Exactly as written, print each record in the listing.

========

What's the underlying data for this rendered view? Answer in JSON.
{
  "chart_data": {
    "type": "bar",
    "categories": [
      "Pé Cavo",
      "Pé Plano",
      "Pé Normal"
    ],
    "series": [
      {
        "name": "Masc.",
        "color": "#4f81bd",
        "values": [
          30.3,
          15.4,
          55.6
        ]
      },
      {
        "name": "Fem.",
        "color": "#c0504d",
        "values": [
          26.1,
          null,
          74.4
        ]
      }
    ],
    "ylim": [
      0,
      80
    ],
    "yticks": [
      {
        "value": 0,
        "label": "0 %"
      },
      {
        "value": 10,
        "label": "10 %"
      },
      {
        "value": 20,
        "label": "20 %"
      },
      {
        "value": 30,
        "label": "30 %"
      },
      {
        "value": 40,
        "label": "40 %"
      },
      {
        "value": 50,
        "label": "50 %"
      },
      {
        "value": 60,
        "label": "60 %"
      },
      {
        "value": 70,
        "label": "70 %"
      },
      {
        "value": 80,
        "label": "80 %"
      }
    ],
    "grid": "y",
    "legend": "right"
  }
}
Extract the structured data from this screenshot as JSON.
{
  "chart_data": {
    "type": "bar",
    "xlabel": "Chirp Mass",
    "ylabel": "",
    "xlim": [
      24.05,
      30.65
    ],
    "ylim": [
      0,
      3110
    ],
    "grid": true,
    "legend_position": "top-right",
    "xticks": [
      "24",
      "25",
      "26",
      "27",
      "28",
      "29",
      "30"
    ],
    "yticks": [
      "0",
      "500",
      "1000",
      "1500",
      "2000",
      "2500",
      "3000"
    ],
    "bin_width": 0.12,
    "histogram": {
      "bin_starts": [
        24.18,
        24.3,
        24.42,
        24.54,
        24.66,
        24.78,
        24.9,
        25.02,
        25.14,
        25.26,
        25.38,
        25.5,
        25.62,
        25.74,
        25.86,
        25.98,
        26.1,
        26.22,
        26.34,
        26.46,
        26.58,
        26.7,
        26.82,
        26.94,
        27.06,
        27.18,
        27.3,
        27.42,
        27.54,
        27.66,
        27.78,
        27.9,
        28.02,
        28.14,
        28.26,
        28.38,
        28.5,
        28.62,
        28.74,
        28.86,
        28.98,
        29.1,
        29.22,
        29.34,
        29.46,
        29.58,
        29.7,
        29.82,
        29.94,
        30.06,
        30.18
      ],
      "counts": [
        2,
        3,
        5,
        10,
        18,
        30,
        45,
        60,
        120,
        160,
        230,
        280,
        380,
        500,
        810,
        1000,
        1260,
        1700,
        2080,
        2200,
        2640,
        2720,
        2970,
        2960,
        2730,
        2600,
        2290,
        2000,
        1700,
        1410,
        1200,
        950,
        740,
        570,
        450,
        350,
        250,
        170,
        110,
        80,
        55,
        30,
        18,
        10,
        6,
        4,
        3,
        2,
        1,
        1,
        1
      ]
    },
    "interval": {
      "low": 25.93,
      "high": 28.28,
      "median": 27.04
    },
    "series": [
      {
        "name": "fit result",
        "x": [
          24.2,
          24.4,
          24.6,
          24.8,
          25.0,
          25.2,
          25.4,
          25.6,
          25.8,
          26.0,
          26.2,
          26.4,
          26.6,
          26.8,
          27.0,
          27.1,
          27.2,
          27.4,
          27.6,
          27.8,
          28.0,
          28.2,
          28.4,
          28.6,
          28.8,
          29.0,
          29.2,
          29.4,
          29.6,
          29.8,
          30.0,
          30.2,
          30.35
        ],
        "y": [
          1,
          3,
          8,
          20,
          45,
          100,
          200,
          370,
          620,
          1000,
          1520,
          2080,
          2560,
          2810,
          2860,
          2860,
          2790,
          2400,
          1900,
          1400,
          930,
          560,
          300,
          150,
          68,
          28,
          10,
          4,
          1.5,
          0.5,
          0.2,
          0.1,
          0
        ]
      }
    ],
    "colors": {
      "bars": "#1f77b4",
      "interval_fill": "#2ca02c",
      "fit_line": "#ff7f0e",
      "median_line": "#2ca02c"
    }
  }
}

========

▸ **Correct answer**:
What's the underlying data for this rendered view? Answer in JSON.
{
  "chart_data": {
    "type": "bar",
    "categories": [
      "Pé Cavo",
      "Pé Plano",
      "Pé Normal"
    ],
    "series": [
      {
        "name": "Masc.",
        "color": "#4f81bd",
        "values": [
          30.3,
          15.4,
          55.6
        ]
      },
      {
        "name": "Fem.",
        "color": "#c0504d",
        "values": [
          26.1,
          null,
          74.4
        ]
      }
    ],
    "ylim": [
      0,
      80
    ],
    "yticks": [
      {
        "value": 0,
        "label": "0 %"
      },
      {
        "value": 10,
        "label": "10 %"
      },
      {
        "value": 20,
        "label": "20 %"
      },
      {
        "value": 30,
        "label": "30 %"
      },
      {
        "value": 40,
        "label": "40 %"
      },
      {
        "value": 50,
        "label": "50 %"
      },
      {
        "value": 60,
        "label": "60 %"
      },
      {
        "value": 70,
        "label": "70 %"
      },
      {
        "value": 80,
        "label": "80 %"
      }
    ],
    "grid": "y",
    "legend": "right"
  }
}
Extract the structured data from this screenshot as JSON.
{
  "chart_data": {
    "type": "bar",
    "xlabel": "Chirp Mass",
    "ylabel": "",
    "xlim": [
      24.05,
      30.65
    ],
    "ylim": [
      0,
      3110
    ],
    "grid": true,
    "legend_position": "top-right",
    "xticks": [
      "24",
      "25",
      "26",
      "27",
      "28",
      "29",
      "30"
    ],
    "yticks": [
      "0",
      "500",
      "1000",
      "1500",
      "2000",
      "2500",
      "3000"
    ],
    "bin_width": 0.12,
    "histogram": {
      "bin_starts": [
        24.18,
        24.3,
        24.42,
        24.54,
        24.66,
        24.78,
        24.9,
        25.02,
        25.14,
        25.26,
        25.38,
        25.5,
        25.62,
        25.74,
        25.86,
        25.98,
        26.1,
        26.22,
        26.34,
        26.46,
        26.58,
        26.7,
        26.82,
        26.94,
        27.06,
        27.18,
        27.3,
        27.42,
        27.54,
        27.66,
        27.78,
        27.9,
        28.02,
        28.14,
        28.26,
        28.38,
        28.5,
        28.62,
        28.74,
        28.86,
        28.98,
        29.1,
        29.22,
        29.34,
        29.46,
        29.58,
        29.7,
        29.82,
        29.94,
        30.06,
        30.18
      ],
      "counts": [
        2,
        3,
        5,
        10,
        18,
        30,
        45,
        60,
        120,
        160,
        230,
        280,
        380,
        500,
        810,
        1000,
        1260,
        1700,
        2080,
        2200,
        2640,
        2720,
        2970,
        2960,
        2730,
        2600,
        2290,
        2000,
        1700,
        1410,
        1200,
        950,
        740,
        570,
        450,
        350,
        250,
        170,
        110,
        80,
        55,
        30,
        18,
        10,
        6,
        4,
        3,
        2,
        1,
        1,
        1
      ]
    },
    "interval": {
      "low": 25.93,
      "high": 28.28,
      "median": 27.04
    },
    "series": [
      {
        "name": "fit result",
        "x": [
          24.2,
          24.4,
          24.6,
          24.8,
          25.0,
          25.2,
          25.4,
          25.6,
          25.8,
          26.0,
          26.2,
          26.4,
          26.6,
          26.8,
          27.0,
          27.1,
          27.2,
          27.4,
          27.6,
          27.8,
          28.0,
          28.2,
          28.4,
          28.6,
          28.8,
          29.0,
          29.2,
          29.4,
          29.6,
          29.8,
          30.0,
          30.2,
          30.35
        ],
        "y": [
          1,
          3,
          8,
          20,
          45,
          100,
          200,
          370,
          620,
          1000,
          1520,
          2080,
          2560,
          2810,
          2860,
          2860,
          2790,
          2400,
          1900,
          1400,
          930,
          560,
          300,
          150,
          68,
          28,
          10,
          4,
          1.5,
          0.5,
          0.2,
          0.1,
          0
        ]
      }
    ],
    "colors": {
      "bars": "#1f77b4",
      "interval_fill": "#2ca02c",
      "fit_line": "#ff7f0e",
      "median_line": "#2ca02c"
    }
  }
}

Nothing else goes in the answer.